##### Stored data #####
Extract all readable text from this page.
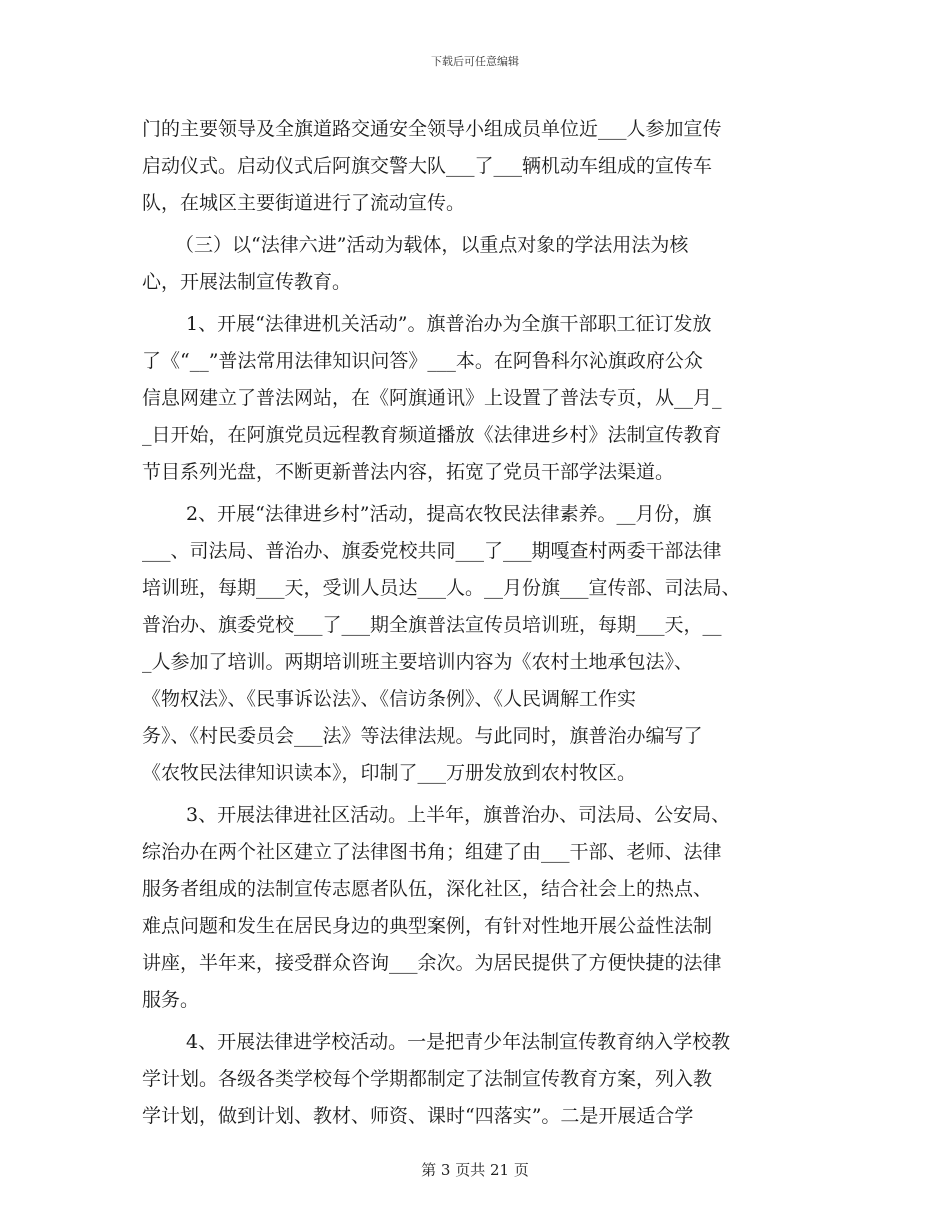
下载后可任意编辑
门的主要领导及全旗道路交通安全领导小组成员单位近___人参加宣传
启动仪式。启动仪式后阿旗交警大队___了___辆机动车组成的宣传车
队，在城区主要街道进行了流动宣传。
（三）以“法律六进”活动为载体，以重点对象的学法用法为核
心，开展法制宣传教育。
1、开展“法律进机关活动”。旗普治办为全旗干部职工征订发放
了《“__”普法常用法律知识问答》___本。在阿鲁科尔沁旗政府公众
信息网建立了普法网站，在《阿旗通讯》上设置了普法专页，从__月_
_日开始，在阿旗党员远程教育频道播放《法律进乡村》法制宣传教育
节目系列光盘，不断更新普法内容，拓宽了党员干部学法渠道。
2、开展“法律进乡村”活动，提高农牧民法律素养。__月份，旗
___、司法局、普治办、旗委党校共同___了___期嘎查村两委干部法律
培训班，每期___天，受训人员达___人。__月份旗___宣传部、司法局、
普治办、旗委党校___了___期全旗普法宣传员培训班，每期___天，__
_人参加了培训。两期培训班主要培训内容为《农村土地承包法》、
《物权法》、《民事诉讼法》、《信访条例》、《人民调解工作实
务》、《村民委员会___法》等法律法规。与此同时，旗普治办编写了
《农牧民法律知识读本》，印制了___万册发放到农村牧区。
3、开展法律进社区活动。上半年，旗普治办、司法局、公安局、
综治办在两个社区建立了法律图书角；组建了由___干部、老师、法律
服务者组成的法制宣传志愿者队伍，深化社区，结合社会上的热点、
难点问题和发生在居民身边的典型案例，有针对性地开展公益性法制
讲座，半年来，接受群众咨询___余次。为居民提供了方便快捷的法律
服务。
4、开展法律进学校活动。一是把青少年法制宣传教育纳入学校教
学计划。各级各类学校每个学期都制定了法制宣传教育方案，列入教
学计划，做到计划、教材、师资、课时“四落实”。二是开展适合学
第 3 页共 21 页
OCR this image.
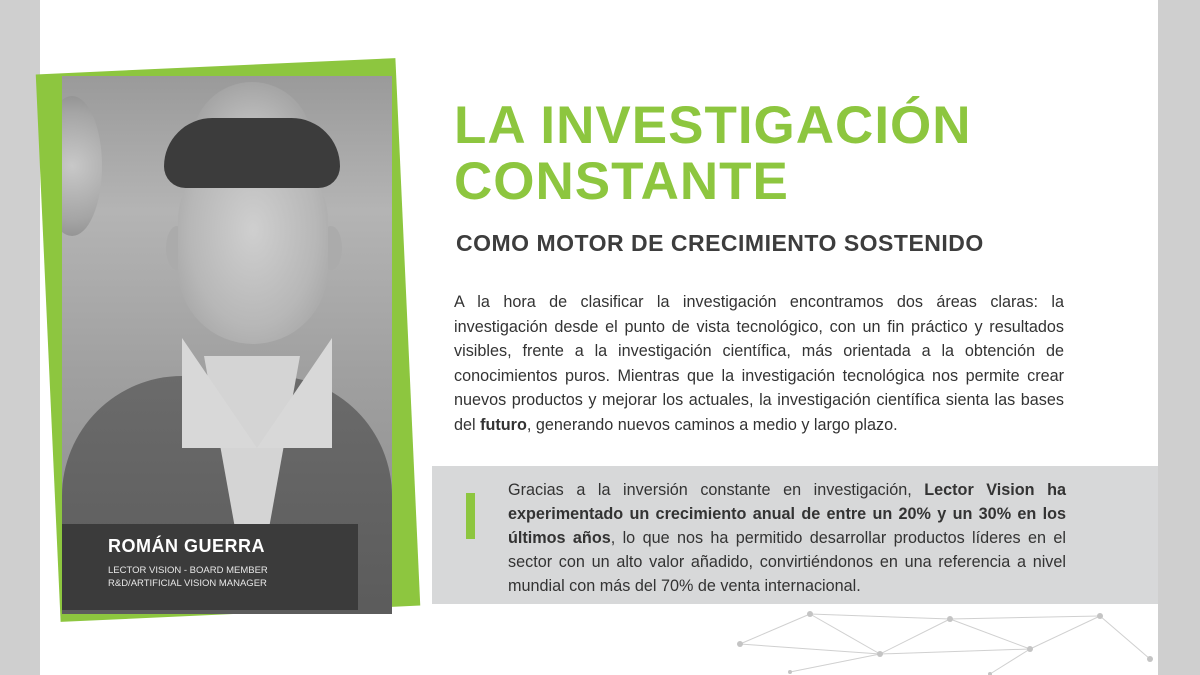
ROMÁN GUERRA
LECTOR VISION - BOARD MEMBER
R&D/ARTIFICIAL VISION MANAGER
LA INVESTIGACIÓN CONSTANTE
COMO MOTOR DE CRECIMIENTO SOSTENIDO

A la hora de clasificar la investigación encontramos dos áreas claras: la investigación desde el punto de vista tecnológico, con un fin práctico y resultados visibles, frente a la investigación científica, más orientada a la obtención de conocimientos puros. Mientras que la investigación tecnológica nos permite crear nuevos productos y mejorar los actuales, la investigación científica sienta las bases del futuro, generando nuevos caminos a medio y largo plazo.

Gracias a la inversión constante en investigación, Lector Vision ha experimentado un crecimiento anual de entre un 20% y un 30% en los últimos años, lo que nos ha permitido desarrollar productos líderes en el sector con un alto valor añadido, convirtiéndonos en una referencia a nivel mundial con más del 70% de venta internacional.
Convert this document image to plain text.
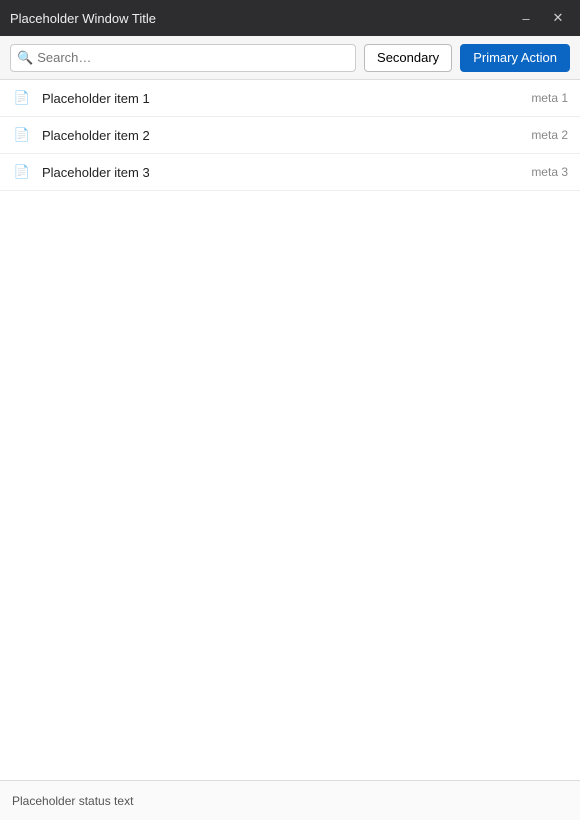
Placeholder Window Title	–	✕
🔍
Search…	Secondary	Primary Action
📄 Placeholder item 1	meta 1
📄 Placeholder item 2	meta 2
📄 Placeholder item 3	meta 3
Placeholder status text
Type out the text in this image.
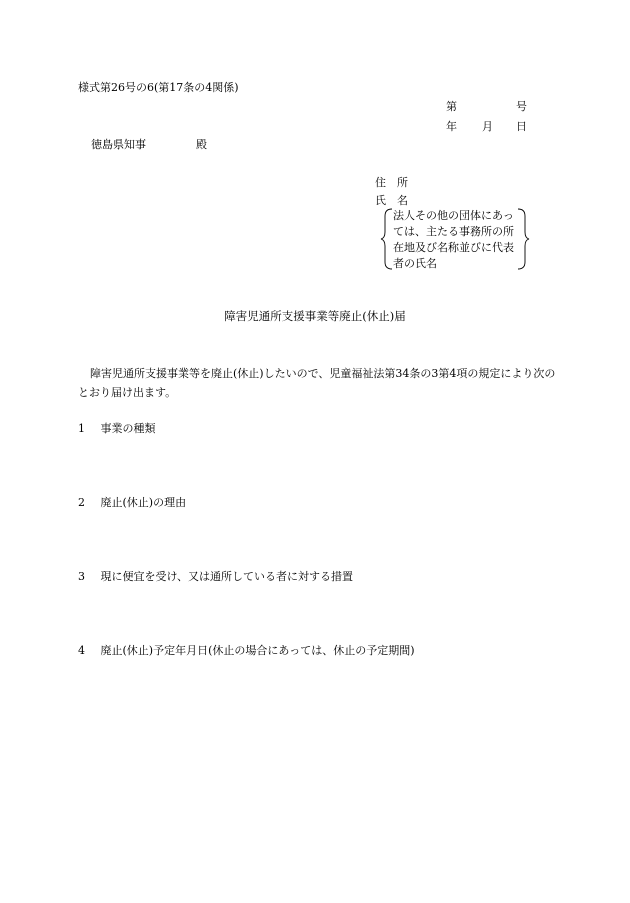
様式第26号の6(第17条の4関係)
第	号
年 月 日
徳島県知事	殿
住　所
氏　名
法人その他の団体にあっては、主たる事務所の所在地及び名称並びに代表者の氏名
障害児通所支援事業等廃止(休止)届
障害児通所支援事業等を廃止(休止)したいので、児童福祉法第34条の3第4項の規定により次のとおり届け出ます。
1 事業の種類
2 廃止(休止)の理由
3 現に便宜を受け、又は通所している者に対する措置
4 廃止(休止)予定年月日(休止の場合にあっては、休止の予定期間)
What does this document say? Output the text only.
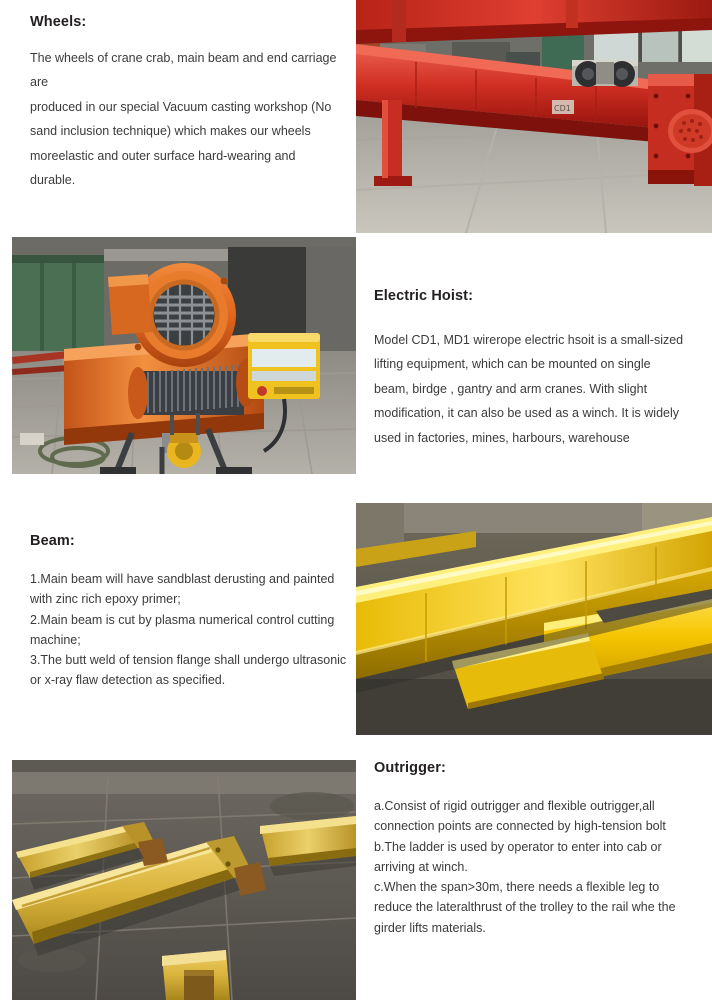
Wheels:
The wheels of crane crab, main beam and end carriage are
produced in our special Vacuum casting workshop (No
sand inclusion technique) which makes our wheels
moreelastic and outer surface hard-wearing and durable.
CD1
Electric Hoist:
Model CD1, MD1 wirerope electric hsoit is a small-sized
lifting equipment, which can be mounted on single
beam, birdge , gantry and arm cranes. With slight
modification, it can also be used as a winch. It is widely
used in factories, mines, harbours, warehouse
Beam:
1.Main beam will have sandblast derusting and painted
with zinc rich epoxy primer;
2.Main beam is cut by plasma numerical control cutting
machine;
3.The butt weld of tension flange shall undergo ultrasonic
or x-ray flaw detection as specified.
Outrigger:
a.Consist of rigid outrigger and flexible outrigger,all
connection points are connected by high-tension bolt
b.The ladder is used by operator to enter into cab or
arriving at winch.
c.When the span>30m, there needs a flexible leg to
reduce the lateralthrust of the trolley to the rail whe the
girder lifts materials.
#####
- The task -
Look through the records and gather every line containing "flexible".

- Expected output -
a.Consist of rigid outrigger and flexible outrigger,all
c.When the span>30m, there needs a flexible leg to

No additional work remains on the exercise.